### WHAT YOU SHOULD DO
Write the number of lines holding the word "ANTICIPADA", and nothing else.

### RECORDS PROVIDED
----------------

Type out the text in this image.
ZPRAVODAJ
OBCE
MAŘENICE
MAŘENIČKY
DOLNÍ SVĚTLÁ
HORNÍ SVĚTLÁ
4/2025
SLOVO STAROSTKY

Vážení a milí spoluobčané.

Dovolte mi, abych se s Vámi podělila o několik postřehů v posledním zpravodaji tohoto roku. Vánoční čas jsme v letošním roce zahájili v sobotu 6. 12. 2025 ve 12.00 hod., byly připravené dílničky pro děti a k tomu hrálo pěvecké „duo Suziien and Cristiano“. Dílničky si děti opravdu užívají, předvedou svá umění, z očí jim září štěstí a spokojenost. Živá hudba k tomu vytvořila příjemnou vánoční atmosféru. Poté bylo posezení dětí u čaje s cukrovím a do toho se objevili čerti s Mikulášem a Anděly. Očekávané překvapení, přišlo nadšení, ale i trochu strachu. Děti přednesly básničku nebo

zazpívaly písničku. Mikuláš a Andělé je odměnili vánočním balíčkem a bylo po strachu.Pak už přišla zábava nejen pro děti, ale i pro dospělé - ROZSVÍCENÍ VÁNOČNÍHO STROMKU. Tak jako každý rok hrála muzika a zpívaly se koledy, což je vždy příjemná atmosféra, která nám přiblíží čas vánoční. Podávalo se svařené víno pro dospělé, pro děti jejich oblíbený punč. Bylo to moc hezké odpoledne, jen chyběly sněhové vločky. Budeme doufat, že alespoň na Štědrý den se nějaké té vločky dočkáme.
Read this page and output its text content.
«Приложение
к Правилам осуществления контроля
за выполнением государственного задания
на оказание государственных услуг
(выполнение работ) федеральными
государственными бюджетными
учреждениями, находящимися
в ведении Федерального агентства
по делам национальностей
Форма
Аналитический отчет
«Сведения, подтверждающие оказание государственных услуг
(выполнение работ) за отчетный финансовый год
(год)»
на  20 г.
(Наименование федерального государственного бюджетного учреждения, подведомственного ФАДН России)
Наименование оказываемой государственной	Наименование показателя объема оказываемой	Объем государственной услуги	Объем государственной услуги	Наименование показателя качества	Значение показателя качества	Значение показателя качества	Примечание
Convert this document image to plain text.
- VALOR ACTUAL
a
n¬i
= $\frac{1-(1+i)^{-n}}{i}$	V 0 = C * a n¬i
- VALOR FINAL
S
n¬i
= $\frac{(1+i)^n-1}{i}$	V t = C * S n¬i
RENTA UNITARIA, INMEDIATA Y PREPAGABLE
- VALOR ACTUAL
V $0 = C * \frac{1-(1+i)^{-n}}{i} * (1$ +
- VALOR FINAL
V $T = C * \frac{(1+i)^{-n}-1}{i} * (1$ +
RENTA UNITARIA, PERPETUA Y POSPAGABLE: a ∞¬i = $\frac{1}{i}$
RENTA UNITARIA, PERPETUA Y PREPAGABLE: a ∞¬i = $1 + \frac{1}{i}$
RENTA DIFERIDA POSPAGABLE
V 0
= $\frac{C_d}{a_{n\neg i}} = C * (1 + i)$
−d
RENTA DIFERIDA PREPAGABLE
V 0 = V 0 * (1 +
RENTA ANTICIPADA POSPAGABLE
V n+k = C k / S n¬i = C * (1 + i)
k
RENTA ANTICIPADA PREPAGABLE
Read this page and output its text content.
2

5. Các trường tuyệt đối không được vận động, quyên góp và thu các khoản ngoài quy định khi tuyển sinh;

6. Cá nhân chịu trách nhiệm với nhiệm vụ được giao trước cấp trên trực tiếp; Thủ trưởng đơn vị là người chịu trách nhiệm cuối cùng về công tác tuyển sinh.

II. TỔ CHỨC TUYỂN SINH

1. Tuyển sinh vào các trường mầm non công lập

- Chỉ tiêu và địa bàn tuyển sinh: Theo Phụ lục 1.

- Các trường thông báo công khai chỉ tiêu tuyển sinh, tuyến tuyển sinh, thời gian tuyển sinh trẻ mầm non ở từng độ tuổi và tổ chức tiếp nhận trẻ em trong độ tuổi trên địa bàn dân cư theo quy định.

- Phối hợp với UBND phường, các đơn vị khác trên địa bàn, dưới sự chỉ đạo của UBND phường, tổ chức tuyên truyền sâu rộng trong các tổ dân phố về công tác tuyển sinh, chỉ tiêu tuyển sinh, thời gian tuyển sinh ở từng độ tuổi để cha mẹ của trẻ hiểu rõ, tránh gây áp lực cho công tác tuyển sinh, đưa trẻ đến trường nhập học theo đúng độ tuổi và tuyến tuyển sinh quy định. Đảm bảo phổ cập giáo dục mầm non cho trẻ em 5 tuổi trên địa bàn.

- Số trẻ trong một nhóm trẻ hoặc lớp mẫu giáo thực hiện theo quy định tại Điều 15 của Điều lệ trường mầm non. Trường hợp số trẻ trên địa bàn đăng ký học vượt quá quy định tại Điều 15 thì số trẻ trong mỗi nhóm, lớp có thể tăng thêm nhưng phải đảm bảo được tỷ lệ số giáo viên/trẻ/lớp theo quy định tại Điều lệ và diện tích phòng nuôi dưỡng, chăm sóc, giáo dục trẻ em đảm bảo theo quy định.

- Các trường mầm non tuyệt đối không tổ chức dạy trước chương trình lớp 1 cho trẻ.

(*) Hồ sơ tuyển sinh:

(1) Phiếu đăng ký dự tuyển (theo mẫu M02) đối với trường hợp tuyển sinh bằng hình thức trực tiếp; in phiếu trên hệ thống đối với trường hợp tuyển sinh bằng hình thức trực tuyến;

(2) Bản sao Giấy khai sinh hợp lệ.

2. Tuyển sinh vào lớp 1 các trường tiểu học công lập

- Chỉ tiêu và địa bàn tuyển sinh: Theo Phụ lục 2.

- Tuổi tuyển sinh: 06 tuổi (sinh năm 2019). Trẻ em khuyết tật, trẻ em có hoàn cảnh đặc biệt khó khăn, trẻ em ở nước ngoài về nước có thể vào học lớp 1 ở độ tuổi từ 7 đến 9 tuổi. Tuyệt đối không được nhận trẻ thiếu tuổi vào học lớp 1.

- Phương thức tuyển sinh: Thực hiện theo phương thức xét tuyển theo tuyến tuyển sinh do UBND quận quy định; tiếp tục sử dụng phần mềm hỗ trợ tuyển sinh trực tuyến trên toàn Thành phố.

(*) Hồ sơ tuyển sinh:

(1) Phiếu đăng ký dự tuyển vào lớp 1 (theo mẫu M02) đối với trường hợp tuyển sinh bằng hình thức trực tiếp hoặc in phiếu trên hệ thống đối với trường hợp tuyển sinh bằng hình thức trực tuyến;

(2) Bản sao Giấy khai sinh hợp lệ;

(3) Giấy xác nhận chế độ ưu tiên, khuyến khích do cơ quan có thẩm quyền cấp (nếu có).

----------------

### RESPONSE BELOW
2